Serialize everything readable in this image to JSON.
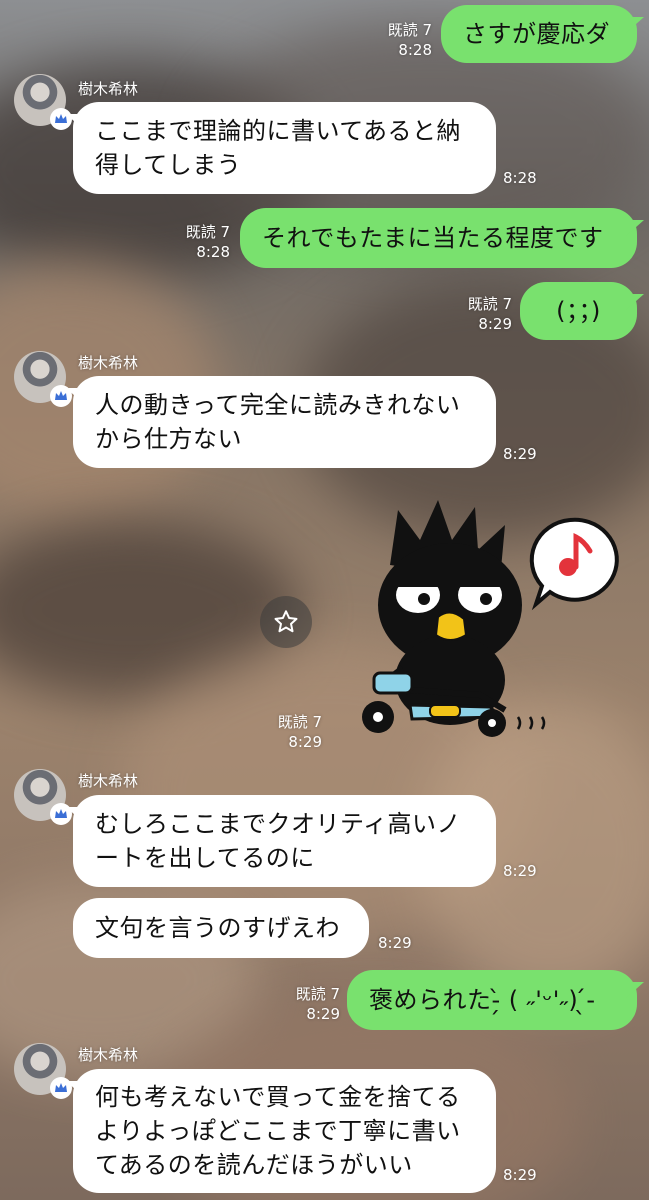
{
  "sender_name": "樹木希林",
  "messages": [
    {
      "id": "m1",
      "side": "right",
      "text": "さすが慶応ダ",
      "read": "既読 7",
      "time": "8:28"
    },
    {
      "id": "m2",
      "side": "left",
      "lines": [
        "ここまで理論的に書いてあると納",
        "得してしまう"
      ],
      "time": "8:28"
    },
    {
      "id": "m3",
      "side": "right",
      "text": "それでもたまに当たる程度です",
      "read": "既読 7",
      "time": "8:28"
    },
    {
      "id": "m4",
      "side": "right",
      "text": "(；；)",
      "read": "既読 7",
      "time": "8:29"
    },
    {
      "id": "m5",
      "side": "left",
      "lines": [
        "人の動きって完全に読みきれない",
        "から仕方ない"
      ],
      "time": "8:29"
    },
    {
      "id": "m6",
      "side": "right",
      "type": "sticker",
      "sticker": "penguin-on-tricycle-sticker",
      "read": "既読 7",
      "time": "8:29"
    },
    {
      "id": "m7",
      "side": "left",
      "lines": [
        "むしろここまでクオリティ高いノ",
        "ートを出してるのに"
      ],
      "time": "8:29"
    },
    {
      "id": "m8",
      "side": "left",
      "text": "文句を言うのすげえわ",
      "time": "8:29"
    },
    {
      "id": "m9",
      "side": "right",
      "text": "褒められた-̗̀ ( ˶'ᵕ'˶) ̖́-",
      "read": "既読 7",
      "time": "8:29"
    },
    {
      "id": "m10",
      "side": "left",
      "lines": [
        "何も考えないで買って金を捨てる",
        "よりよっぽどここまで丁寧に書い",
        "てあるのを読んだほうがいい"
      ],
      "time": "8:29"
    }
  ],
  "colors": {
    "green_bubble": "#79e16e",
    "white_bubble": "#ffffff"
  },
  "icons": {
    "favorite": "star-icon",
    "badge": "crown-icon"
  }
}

________________________________________

Find the word "text" and list each line it appears in.

Task response:
      "text": "さすが慶応ダ",
      "text": "それでもたまに当たる程度です",
      "text": "(；；)",
      "text": "文句を言うのすげえわ",
      "text": "褒められた-̗̀ ( ˶'ᵕ'˶) ̖́-",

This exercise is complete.